[Что сделать]:
1. Перечислите всех представителей народов, упомянутых в приведенном ниже отрывке о совести и грехе.
2. Перепишите дословно фрагмент отрывка о совести и грехе, который начинается словами «Бывает, что исполнение» и заканчивается словами «проявлять незаурядное мужество.».

[Выбранный отрывок]:
== == ==

Бывает, что исполнение долга никак не может доставить удовольствие; в этих случаях долгом зачастую пренебрегают, и для его исполнения требуются новые меры воздействия. Во время Бурской войны попавшие в переделку офицеры сдавались без всякого сопротивления, предпочитая вероятной смерти бесчестие; и только после того, как нескольких расстреляли, а других разжаловали за недостойное поведение, большинство стало проявлять незаурядное мужество.
Отличительной чертой христианства, в том виде, в каком его толкуют богословы, является, в сущности, сознание греха. Именно его грозная тень омрачает верующим восприятие жизни, внушая им страх и лишая способности и желания принимать ее такой, какова она есть. Представление о человеке неполно, утверждают теологи, если исключить понятие греха. Но что есть грех? Грех – это поступок, будящий совесть.
А что такое совесть? Это ощущение, что вы совершили нечто, чего не одобрят окружающие (и, возможно, Бог). Интересно было бы проанализировать понятие совести. Для этого нужно выяснить, как оно возникло, его значимость в глазах общества, его психологическую основу, а также те события и поступки, на которые распространяется его воздействие. Патана, убившего человека, ничуть не мучают укоры совести, равно как и корсиканца, умертвившего кровного врага. Добропорядочный англичанин не решится солгать; испанец же, ничуть не менее добропорядочный, соврет не моргнув глазом.

== == ==

[Материал]:
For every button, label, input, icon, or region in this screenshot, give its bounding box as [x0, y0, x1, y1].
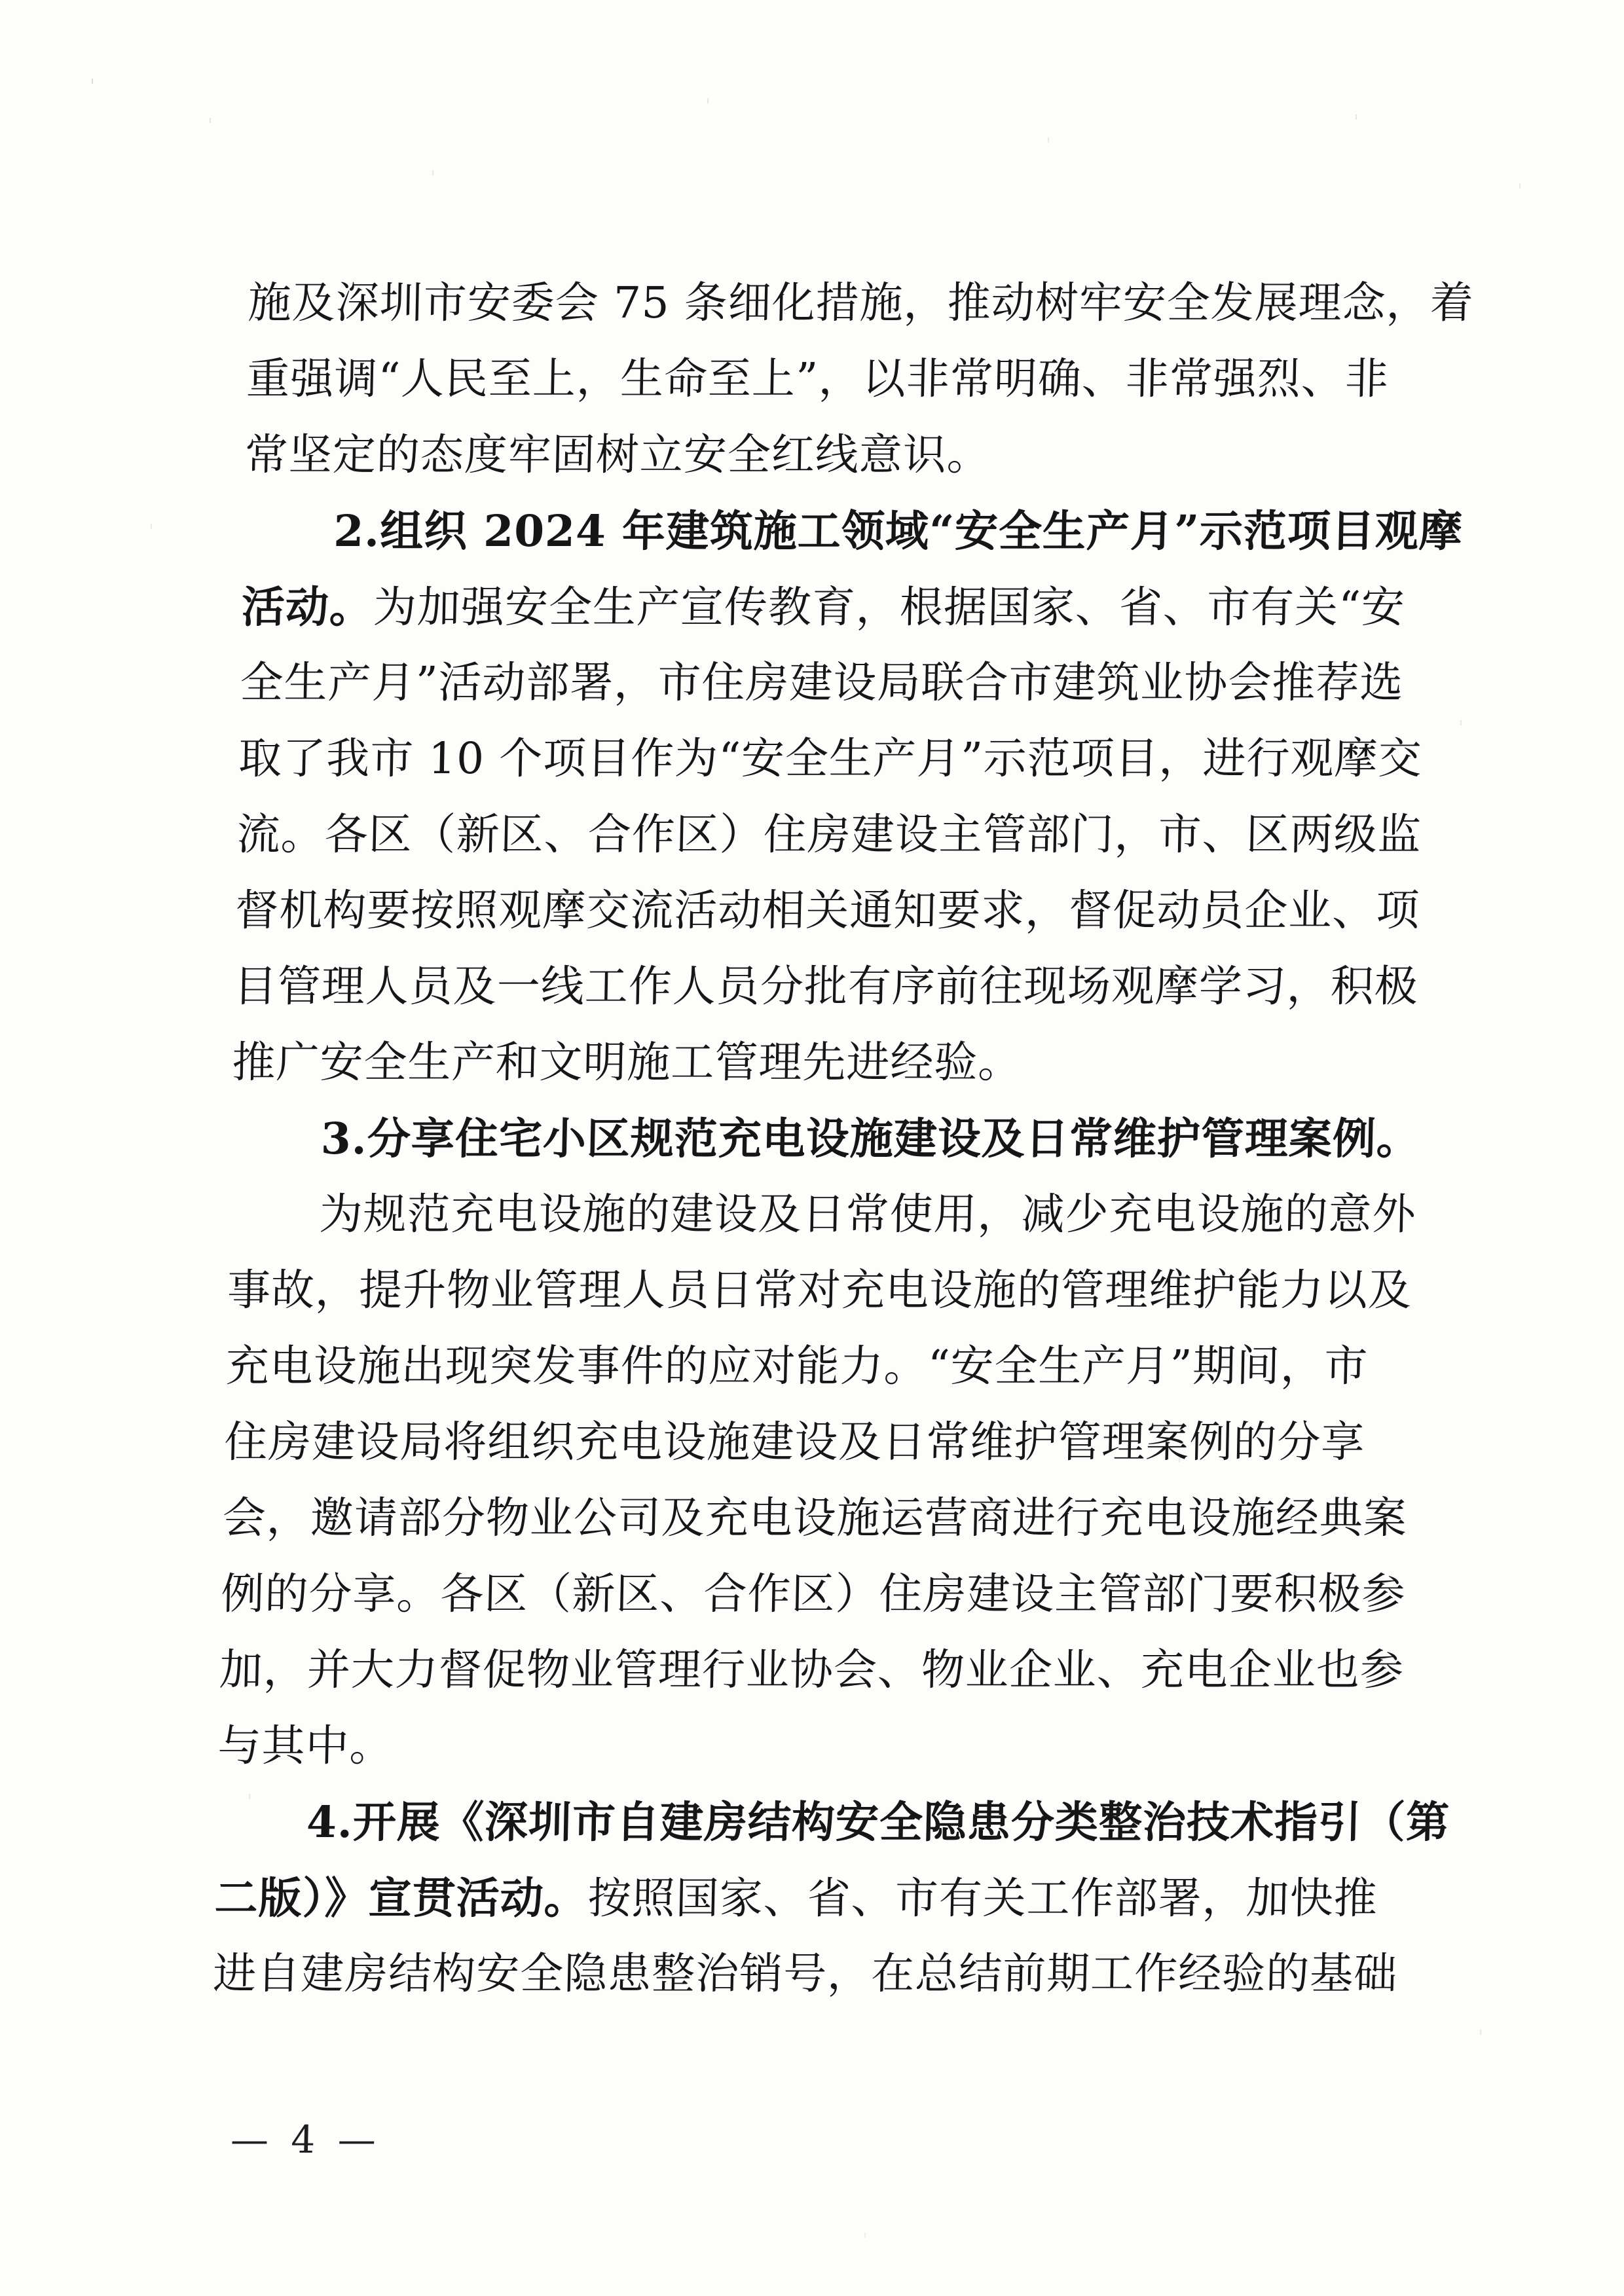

== == ==

[Ответы]:
1. патан, корсиканец, англичанин, испанец

2.
Бывает, что исполнение долга никак не может доставить удовольствие; в этих случаях долгом зачастую пренебрегают, и для его исполнения требуются новые меры воздействия. Во время Бурской войны попавшие в переделку офицеры сдавались без всякого сопротивления, предпочитая вероятной смерти бесчестие; и только после того, как нескольких расстреляли, а других разжаловали за недостойное поведение, большинство стало проявлять незаурядное мужество.